TASK OBJECTIVE
Using the entries that follow, state how many lines contain the word "правительство". The response is that number and nothing more.

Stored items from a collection
* begin *

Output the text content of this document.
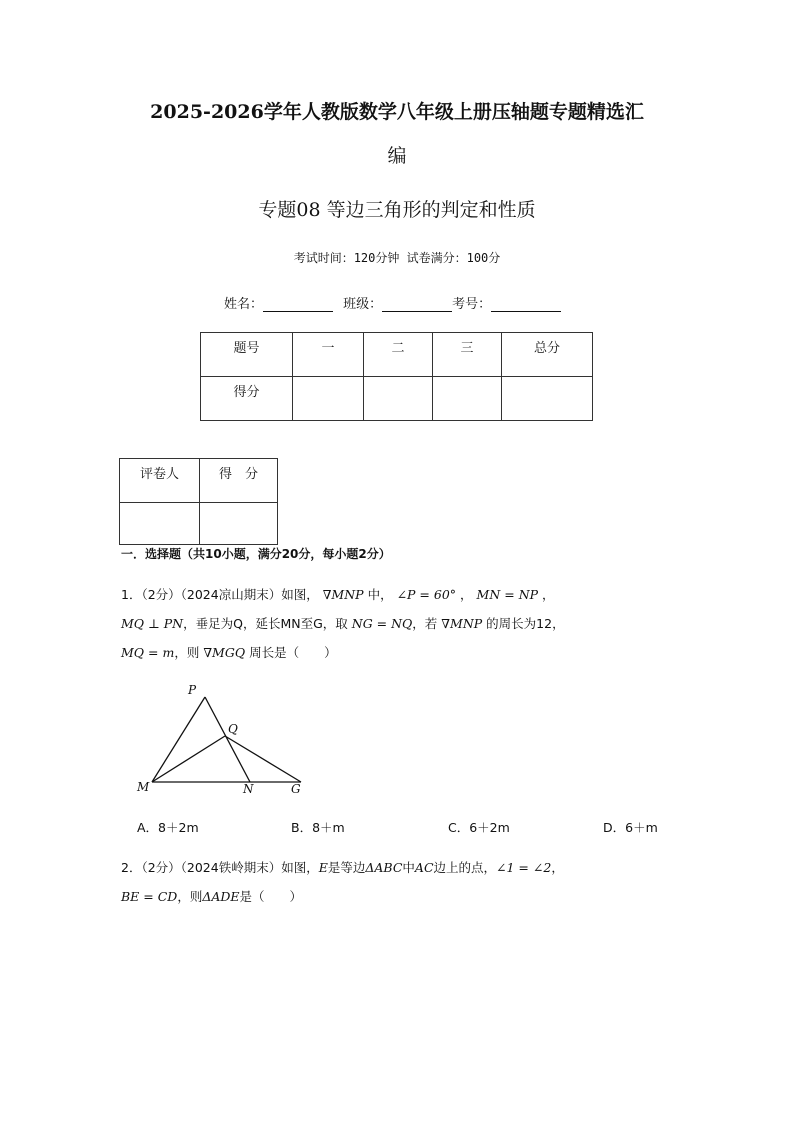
2025-2026学年人教版数学八年级上册压轴题专题精选汇
编
专题08 等边三角形的判定和性质
考试时间：120分钟 试卷满分：100分
姓名：	班级：	考号：
题号	一	二	三	总分
得分				
评卷人	得　分

一．选择题（共10小题，满分20分，每小题2分）
1．（2分）（2024凉山期末）如图， ∇MNP 中， ∠P = 60° ， MN = NP ，
MQ ⊥ PN，垂足为Q，延长MN至G，取 NG = NQ，若 ∇MNP 的周长为12，
MQ = m，则 ∇MGQ 周长是（　　）
P
Q
M	N	G
A．8＋2m	B．8＋m	C．6＋2m	D．6＋m
2．（2分）（2024铁岭期末）如图，E是等边ΔABC中AC边上的点，∠1 = ∠2，
BE = CD，则ΔADE是（　　）
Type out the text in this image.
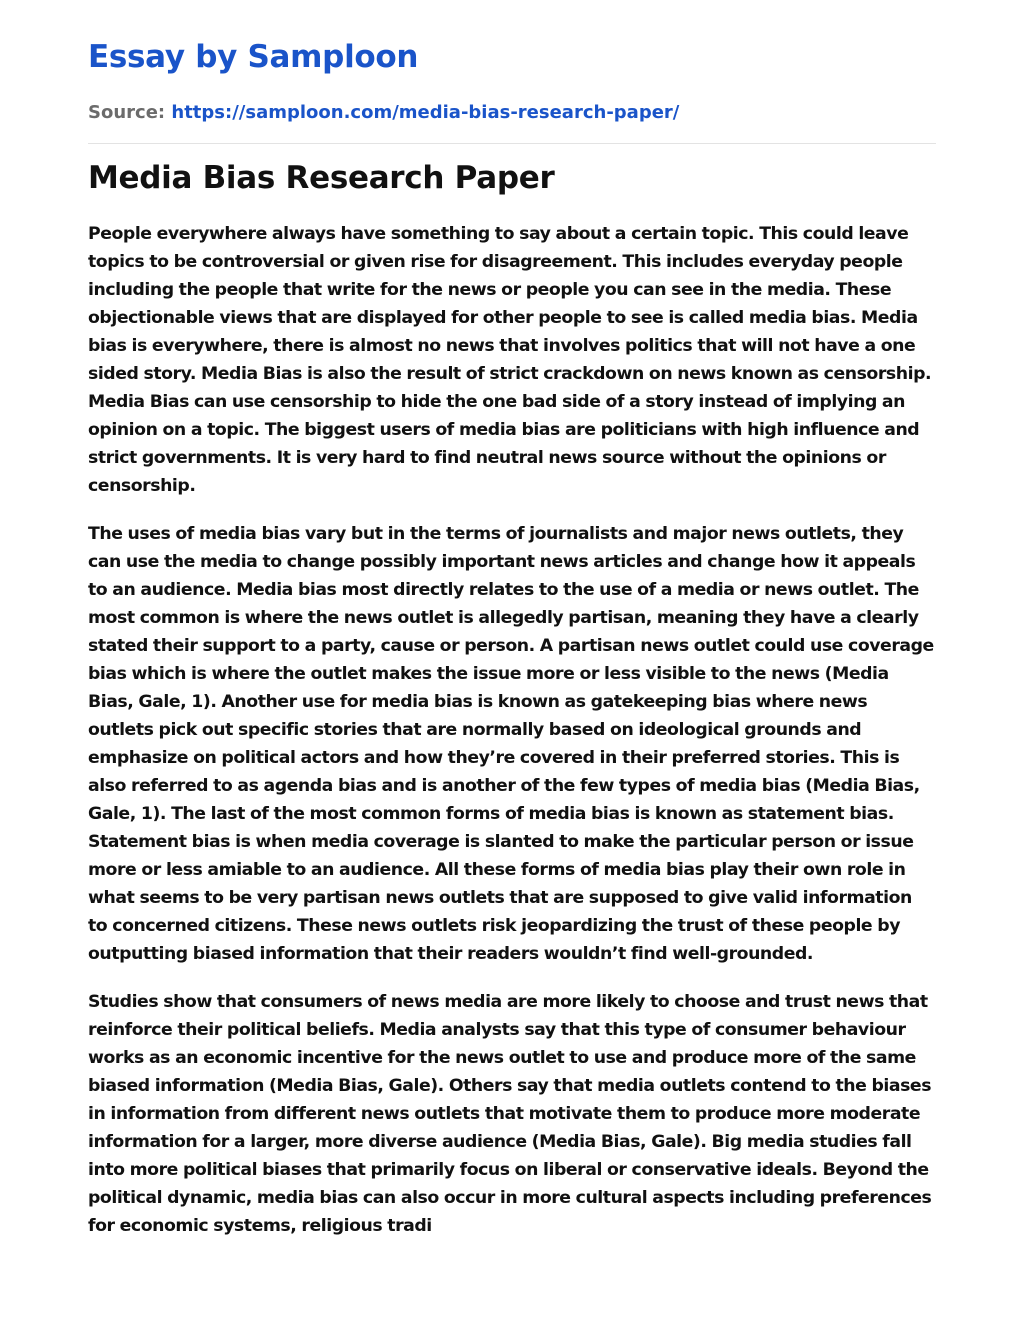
Essay by Samploon
Source: https://samploon.com/media-bias-research-paper/
Media Bias Research Paper

People everywhere always have something to say about a certain topic. This could leave topics to be controversial or given rise for disagreement. This includes everyday people including the people that write for the news or people you can see in the media. These objectionable views that are displayed for other people to see is called media bias. Media bias is everywhere, there is almost no news that involves politics that will not have a one sided story. Media Bias is also the result of strict crackdown on news known as censorship. Media Bias can use censorship to hide the one bad side of a story instead of implying an opinion on a topic. The biggest users of media bias are politicians with high influence and strict governments. It is very hard to find neutral news source without the opinions or censorship.

The uses of media bias vary but in the terms of journalists and major news outlets, they can use the media to change possibly important news articles and change how it appeals to an audience. Media bias most directly relates to the use of a media or news outlet. The most common is where the news outlet is allegedly partisan, meaning they have a clearly stated their support to a party, cause or person. A partisan news outlet could use coverage bias which is where the outlet makes the issue more or less visible to the news (Media Bias, Gale, 1). Another use for media bias is known as gatekeeping bias where news outlets pick out specific stories that are normally based on ideological grounds and emphasize on political actors and how they’re covered in their preferred stories. This is also referred to as agenda bias and is another of the few types of media bias (Media Bias, Gale, 1). The last of the most common forms of media bias is known as statement bias. Statement bias is when media coverage is slanted to make the particular person or issue more or less amiable to an audience. All these forms of media bias play their own role in what seems to be very partisan news outlets that are supposed to give valid information to concerned citizens. These news outlets risk jeopardizing the trust of these people by outputting biased information that their readers wouldn’t find well-grounded.

Studies show that consumers of news media are more likely to choose and trust news that reinforce their political beliefs. Media analysts say that this type of consumer behaviour works as an economic incentive for the news outlet to use and produce more of the same biased information (Media Bias, Gale). Others say that media outlets contend to the biases in information from different news outlets that motivate them to produce more moderate information for a larger, more diverse audience (Media Bias, Gale). Big media studies fall into more political biases that primarily focus on liberal or conservative ideals. Beyond the political dynamic, media bias can also occur in more cultural aspects including preferences for economic systems, religious tradi
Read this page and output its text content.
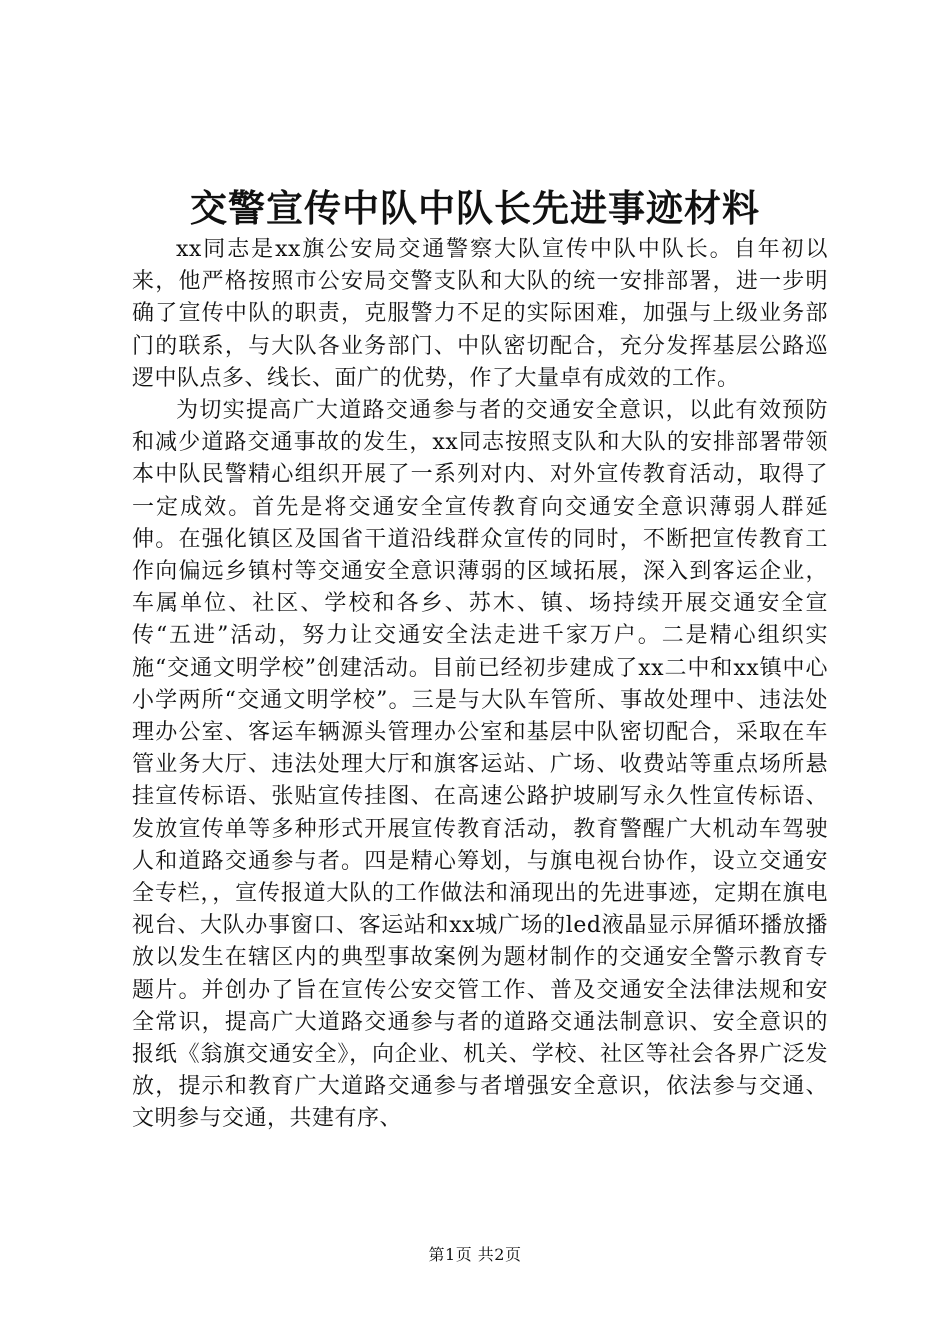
交警宣传中队中队长先进事迹材料

xx同志是xx旗公安局交通警察大队宣传中队中队长。自年初以来，他严格按照市公安局交警支队和大队的统一安排部署，进一步明确了宣传中队的职责，克服警力不足的实际困难，加强与上级业务部门的联系，与大队各业务部门、中队密切配合，充分发挥基层公路巡逻中队点多、线长、面广的优势，作了大量卓有成效的工作。

为切实提高广大道路交通参与者的交通安全意识，以此有效预防和减少道路交通事故的发生，xx同志按照支队和大队的安排部署带领本中队民警精心组织开展了一系列对内、对外宣传教育活动，取得了一定成效。首先是将交通安全宣传教育向交通安全意识薄弱人群延伸。在强化镇区及国省干道沿线群众宣传的同时，不断把宣传教育工作向偏远乡镇村等交通安全意识薄弱的区域拓展，深入到客运企业，车属单位、社区、学校和各乡、苏木、镇、场持续开展交通安全宣传“五进”活动，努力让交通安全法走进千家万户。二是精心组织实施“交通文明学校”创建活动。目前已经初步建成了xx二中和xx镇中心小学两所“交通文明学校”。三是与大队车管所、事故处理中、违法处理办公室、客运车辆源头管理办公室和基层中队密切配合，采取在车管业务大厅、违法处理大厅和旗客运站、广场、收费站等重点场所悬挂宣传标语、张贴宣传挂图、在高速公路护坡刷写永久性宣传标语、发放宣传单等多种形式开展宣传教育活动，教育警醒广大机动车驾驶人和道路交通参与者。四是精心筹划，与旗电视台协作，设立交通安全专栏，，宣传报道大队的工作做法和涌现出的先进事迹，定期在旗电视台、大队办事窗口、客运站和xx城广场的led液晶显示屏循环播放播放以发生在辖区内的典型事故案例为题材制作的交通安全警示教育专题片。并创办了旨在宣传公安交管工作、普及交通安全法律法规和安全常识，提高广大道路交通参与者的道路交通法制意识、安全意识的报纸《翁旗交通安全》，向企业、机关、学校、社区等社会各界广泛发放，提示和教育广大道路交通参与者增强安全意识，依法参与交通、文明参与交通，共建有序、

第1页 共2页
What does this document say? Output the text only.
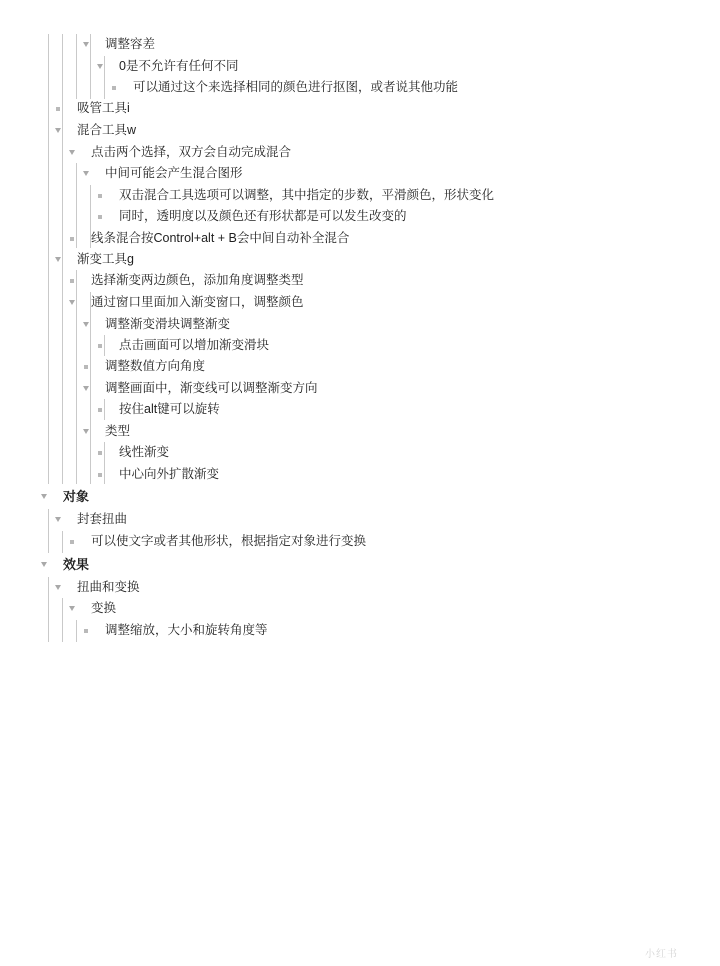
调整容差
0是不允许有任何不同
可以通过这个来选择相同的颜色进行抠图，或者说其他功能
吸管工具i
混合工具w
点击两个选择，双方会自动完成混合
中间可能会产生混合图形
双击混合工具选项可以调整，其中指定的步数，平滑颜色，形状变化
同时，透明度以及颜色还有形状都是可以发生改变的
线条混合按Control+alt + B会中间自动补全混合
渐变工具g
选择渐变两边颜色，添加角度调整类型
通过窗口里面加入渐变窗口，调整颜色
调整渐变滑块调整渐变
点击画面可以增加渐变滑块
调整数值方向角度
调整画面中，渐变线可以调整渐变方向
按住alt键可以旋转
类型
线性渐变
中心向外扩散渐变
对象
封套扭曲
可以使文字或者其他形状，根据指定对象进行变换
效果
扭曲和变换
变换
调整缩放，大小和旋转角度等
小红书
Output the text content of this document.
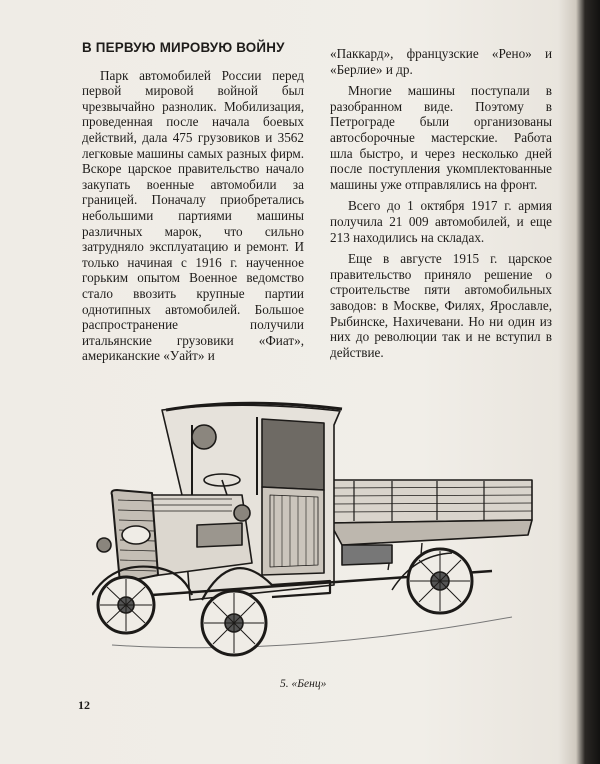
В ПЕРВУЮ МИРОВУЮ ВОЙНУ

Парк автомобилей России перед первой мировой войной был чрезвычайно разнолик. Мобилизация, проведенная после начала боевых действий, дала 475 грузовиков и 3562 легковые машины самых разных фирм. Вскоре царское правительство начало закупать военные автомобили за границей. Поначалу приобретались небольшими партиями машины различных марок, что сильно затрудняло эксплуатацию и ремонт. И только начиная с 1916 г. наученное горьким опытом Военное ведомство стало ввозить крупные партии однотипных автомобилей. Большое распространение получили итальянские грузовики «Фиат», американские «Уайт» и

«Паккард», французские «Рено» и «Берлие» и др.

Многие машины поступали в разобранном виде. Поэтому в Петрограде были организованы автосборочные мастерские. Работа шла быстро, и через несколько дней после поступления укомплектованные машины уже отправлялись на фронт.

Всего до 1 октября 1917 г. армия получила 21 009 автомобилей, и еще 213 находились на складах.

Еще в августе 1915 г. царское правительство приняло решение о строительстве пяти автомобильных заводов: в Москве, Филях, Ярославле, Рыбинске, Нахичевани. Но ни один из них до революции так и не вступил в действие.

5. «Бенц»
12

* end *

ANSWER BELOW
2